Listed records.
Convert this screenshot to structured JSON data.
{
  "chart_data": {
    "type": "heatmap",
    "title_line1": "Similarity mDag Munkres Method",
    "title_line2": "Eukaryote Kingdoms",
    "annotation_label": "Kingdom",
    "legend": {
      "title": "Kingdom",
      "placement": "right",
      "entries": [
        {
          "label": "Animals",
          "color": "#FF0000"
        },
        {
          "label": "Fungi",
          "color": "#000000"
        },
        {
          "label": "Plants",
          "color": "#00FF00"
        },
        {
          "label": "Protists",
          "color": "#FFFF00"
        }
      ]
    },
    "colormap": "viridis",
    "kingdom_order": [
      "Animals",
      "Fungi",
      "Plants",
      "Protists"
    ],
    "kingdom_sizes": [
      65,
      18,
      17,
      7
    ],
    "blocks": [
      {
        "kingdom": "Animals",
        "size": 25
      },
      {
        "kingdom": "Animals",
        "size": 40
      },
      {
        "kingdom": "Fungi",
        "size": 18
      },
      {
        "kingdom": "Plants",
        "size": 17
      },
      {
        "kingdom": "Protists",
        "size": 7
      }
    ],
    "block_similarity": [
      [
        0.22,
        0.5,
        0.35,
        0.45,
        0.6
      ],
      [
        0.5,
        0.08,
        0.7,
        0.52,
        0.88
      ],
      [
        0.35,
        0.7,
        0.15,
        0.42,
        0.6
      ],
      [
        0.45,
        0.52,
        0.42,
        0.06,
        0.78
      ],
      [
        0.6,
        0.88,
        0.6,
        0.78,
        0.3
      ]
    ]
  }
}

What is asked. From the data above, extract every line in its exact form.

Solution to this problem.
Convert this screenshot to structured JSON data.
{
  "chart_data": {
    "type": "heatmap",
    "title_line1": "Similarity mDag Munkres Method",
    "title_line2": "Eukaryote Kingdoms",
    "annotation_label": "Kingdom",
    "legend": {
      "title": "Kingdom",
      "placement": "right",
      "entries": [
        {
          "label": "Animals",
          "color": "#FF0000"
        },
        {
          "label": "Fungi",
          "color": "#000000"
        },
        {
          "label": "Plants",
          "color": "#00FF00"
        },
        {
          "label": "Protists",
          "color": "#FFFF00"
        }
      ]
    },
    "colormap": "viridis",
    "kingdom_order": [
      "Animals",
      "Fungi",
      "Plants",
      "Protists"
    ],
    "kingdom_sizes": [
      65,
      18,
      17,
      7
    ],
    "blocks": [
      {
        "kingdom": "Animals",
        "size": 25
      },
      {
        "kingdom": "Animals",
        "size": 40
      },
      {
        "kingdom": "Fungi",
        "size": 18
      },
      {
        "kingdom": "Plants",
        "size": 17
      },
      {
        "kingdom": "Protists",
        "size": 7
      }
    ],
    "block_similarity": [
      [
        0.22,
        0.5,
        0.35,
        0.45,
        0.6
      ],
      [
        0.5,
        0.08,
        0.7,
        0.52,
        0.88
      ],
      [
        0.35,
        0.7,
        0.15,
        0.42,
        0.6
      ],
      [
        0.45,
        0.52,
        0.42,
        0.06,
        0.78
      ],
      [
        0.6,
        0.88,
        0.6,
        0.78,
        0.3
      ]
    ]
  }
}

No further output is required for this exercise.